++++ DATASET ROWS ++++
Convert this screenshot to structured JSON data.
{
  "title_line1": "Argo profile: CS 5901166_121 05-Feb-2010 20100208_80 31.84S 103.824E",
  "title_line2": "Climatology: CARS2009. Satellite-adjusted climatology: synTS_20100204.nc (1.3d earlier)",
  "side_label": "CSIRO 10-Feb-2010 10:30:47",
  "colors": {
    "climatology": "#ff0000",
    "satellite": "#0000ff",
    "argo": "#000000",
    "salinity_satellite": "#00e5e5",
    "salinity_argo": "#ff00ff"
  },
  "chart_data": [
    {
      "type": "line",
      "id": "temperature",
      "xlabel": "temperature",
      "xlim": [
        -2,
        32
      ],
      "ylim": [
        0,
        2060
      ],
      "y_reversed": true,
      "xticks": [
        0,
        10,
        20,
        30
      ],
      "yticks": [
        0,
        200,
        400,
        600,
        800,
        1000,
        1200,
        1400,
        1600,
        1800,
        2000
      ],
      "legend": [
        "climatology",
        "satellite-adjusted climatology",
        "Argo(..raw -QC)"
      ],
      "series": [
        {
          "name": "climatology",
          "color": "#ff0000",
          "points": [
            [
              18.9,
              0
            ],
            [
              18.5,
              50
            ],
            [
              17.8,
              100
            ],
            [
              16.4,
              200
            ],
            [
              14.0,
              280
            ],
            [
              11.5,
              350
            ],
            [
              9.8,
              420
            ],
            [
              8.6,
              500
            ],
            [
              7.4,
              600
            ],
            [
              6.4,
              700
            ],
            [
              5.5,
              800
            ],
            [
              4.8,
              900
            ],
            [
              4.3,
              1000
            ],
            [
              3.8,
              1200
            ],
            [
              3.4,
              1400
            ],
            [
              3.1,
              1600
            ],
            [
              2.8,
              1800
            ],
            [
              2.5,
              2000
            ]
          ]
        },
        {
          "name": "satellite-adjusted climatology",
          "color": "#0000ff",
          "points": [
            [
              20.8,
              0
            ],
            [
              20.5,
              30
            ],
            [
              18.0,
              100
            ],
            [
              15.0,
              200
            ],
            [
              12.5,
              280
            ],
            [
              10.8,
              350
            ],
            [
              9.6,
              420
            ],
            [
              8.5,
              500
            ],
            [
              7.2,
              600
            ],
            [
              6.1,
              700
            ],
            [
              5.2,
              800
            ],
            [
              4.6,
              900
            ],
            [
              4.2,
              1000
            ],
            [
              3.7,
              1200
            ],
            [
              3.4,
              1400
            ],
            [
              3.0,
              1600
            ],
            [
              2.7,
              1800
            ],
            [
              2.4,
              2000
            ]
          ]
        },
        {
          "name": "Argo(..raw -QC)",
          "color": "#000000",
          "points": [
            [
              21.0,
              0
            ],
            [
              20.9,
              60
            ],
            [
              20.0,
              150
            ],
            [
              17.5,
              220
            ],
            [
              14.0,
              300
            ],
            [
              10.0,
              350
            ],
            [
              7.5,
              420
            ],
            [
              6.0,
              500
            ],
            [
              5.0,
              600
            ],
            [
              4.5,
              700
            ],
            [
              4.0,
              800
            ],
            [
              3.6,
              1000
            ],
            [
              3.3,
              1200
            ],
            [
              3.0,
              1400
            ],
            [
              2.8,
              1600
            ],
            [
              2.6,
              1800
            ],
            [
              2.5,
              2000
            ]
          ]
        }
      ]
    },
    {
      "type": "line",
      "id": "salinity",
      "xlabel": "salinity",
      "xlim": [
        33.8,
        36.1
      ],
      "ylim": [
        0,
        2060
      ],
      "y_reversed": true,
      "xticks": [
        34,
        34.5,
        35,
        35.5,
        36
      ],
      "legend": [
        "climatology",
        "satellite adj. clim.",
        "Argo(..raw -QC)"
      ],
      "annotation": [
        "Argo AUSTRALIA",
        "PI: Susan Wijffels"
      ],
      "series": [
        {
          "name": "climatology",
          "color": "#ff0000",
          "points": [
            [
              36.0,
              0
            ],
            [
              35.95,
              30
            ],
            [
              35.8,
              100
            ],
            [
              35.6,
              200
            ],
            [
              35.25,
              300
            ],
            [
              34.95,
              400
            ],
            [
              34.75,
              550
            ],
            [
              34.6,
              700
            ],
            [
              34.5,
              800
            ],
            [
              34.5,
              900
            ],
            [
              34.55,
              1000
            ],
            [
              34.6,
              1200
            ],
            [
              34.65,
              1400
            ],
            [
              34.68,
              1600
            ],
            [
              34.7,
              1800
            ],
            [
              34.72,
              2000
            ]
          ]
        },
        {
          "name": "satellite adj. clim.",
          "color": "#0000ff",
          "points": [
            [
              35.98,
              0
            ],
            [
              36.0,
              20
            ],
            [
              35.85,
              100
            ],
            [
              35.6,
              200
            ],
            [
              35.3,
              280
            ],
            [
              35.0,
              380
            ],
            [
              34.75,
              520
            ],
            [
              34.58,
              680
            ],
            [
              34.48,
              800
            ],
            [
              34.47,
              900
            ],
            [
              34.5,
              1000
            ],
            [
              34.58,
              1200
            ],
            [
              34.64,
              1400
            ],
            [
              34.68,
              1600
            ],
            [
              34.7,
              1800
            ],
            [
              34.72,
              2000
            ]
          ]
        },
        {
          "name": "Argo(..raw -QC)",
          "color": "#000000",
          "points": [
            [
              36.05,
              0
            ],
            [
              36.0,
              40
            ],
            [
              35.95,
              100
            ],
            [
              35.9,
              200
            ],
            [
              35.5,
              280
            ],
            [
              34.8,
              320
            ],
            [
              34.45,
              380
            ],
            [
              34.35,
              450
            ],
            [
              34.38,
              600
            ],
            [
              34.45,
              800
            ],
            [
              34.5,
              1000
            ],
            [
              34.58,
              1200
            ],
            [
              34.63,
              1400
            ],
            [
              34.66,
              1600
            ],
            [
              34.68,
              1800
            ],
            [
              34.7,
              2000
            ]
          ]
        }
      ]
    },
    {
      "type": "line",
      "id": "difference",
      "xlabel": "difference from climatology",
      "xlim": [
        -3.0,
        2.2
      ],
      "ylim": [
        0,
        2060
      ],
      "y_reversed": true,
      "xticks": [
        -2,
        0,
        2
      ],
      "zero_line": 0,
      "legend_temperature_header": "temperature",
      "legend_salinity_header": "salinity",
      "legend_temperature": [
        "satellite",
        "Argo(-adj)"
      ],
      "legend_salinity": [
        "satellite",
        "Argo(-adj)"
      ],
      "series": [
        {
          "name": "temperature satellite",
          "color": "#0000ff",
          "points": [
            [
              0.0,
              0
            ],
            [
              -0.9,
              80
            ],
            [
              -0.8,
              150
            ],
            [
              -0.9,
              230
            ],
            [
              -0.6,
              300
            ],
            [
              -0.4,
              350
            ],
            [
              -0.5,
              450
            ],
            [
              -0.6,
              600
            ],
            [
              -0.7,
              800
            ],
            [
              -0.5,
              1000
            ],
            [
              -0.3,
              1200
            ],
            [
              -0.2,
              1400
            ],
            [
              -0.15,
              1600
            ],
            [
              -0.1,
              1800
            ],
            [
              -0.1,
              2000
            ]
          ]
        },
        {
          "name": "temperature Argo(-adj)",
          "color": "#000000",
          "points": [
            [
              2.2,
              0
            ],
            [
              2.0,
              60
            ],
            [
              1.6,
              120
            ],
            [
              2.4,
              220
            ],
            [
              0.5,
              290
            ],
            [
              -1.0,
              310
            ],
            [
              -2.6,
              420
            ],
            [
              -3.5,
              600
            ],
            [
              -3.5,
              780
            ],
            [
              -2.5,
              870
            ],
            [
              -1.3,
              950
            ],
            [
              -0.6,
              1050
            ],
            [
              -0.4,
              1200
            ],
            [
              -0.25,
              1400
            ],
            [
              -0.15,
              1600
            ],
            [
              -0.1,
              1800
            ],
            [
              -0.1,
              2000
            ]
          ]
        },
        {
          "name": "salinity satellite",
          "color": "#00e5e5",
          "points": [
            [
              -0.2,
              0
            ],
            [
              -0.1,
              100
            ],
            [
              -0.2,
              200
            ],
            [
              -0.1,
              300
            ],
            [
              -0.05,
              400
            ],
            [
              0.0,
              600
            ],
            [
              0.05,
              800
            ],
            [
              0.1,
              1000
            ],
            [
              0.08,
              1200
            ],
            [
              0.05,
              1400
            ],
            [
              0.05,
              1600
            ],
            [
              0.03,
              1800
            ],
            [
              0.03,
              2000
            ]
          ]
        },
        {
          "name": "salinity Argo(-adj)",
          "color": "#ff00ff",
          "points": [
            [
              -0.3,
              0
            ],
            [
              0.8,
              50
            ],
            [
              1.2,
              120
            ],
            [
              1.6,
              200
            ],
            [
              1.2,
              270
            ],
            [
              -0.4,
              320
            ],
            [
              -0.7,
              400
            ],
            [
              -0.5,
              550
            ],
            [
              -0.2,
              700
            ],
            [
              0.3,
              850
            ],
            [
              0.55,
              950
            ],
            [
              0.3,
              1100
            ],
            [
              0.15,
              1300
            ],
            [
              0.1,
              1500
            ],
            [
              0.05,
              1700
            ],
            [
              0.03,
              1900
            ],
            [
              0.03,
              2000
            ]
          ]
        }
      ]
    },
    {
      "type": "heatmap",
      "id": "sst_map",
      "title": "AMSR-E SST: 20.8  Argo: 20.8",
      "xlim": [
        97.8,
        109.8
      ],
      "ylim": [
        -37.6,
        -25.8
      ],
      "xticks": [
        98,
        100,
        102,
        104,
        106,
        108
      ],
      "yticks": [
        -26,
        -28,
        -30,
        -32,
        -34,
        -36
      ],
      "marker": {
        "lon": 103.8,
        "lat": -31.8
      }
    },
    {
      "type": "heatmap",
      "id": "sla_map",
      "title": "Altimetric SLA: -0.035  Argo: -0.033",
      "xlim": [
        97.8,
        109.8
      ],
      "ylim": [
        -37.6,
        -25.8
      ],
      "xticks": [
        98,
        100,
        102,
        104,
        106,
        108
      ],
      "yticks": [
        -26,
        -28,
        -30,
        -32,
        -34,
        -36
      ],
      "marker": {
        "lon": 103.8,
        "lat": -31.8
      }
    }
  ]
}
++++
* TASK GOAL
Give the count of lines in the listing that hold the word "xlabel", with no other text.

* TASK ANSWER
3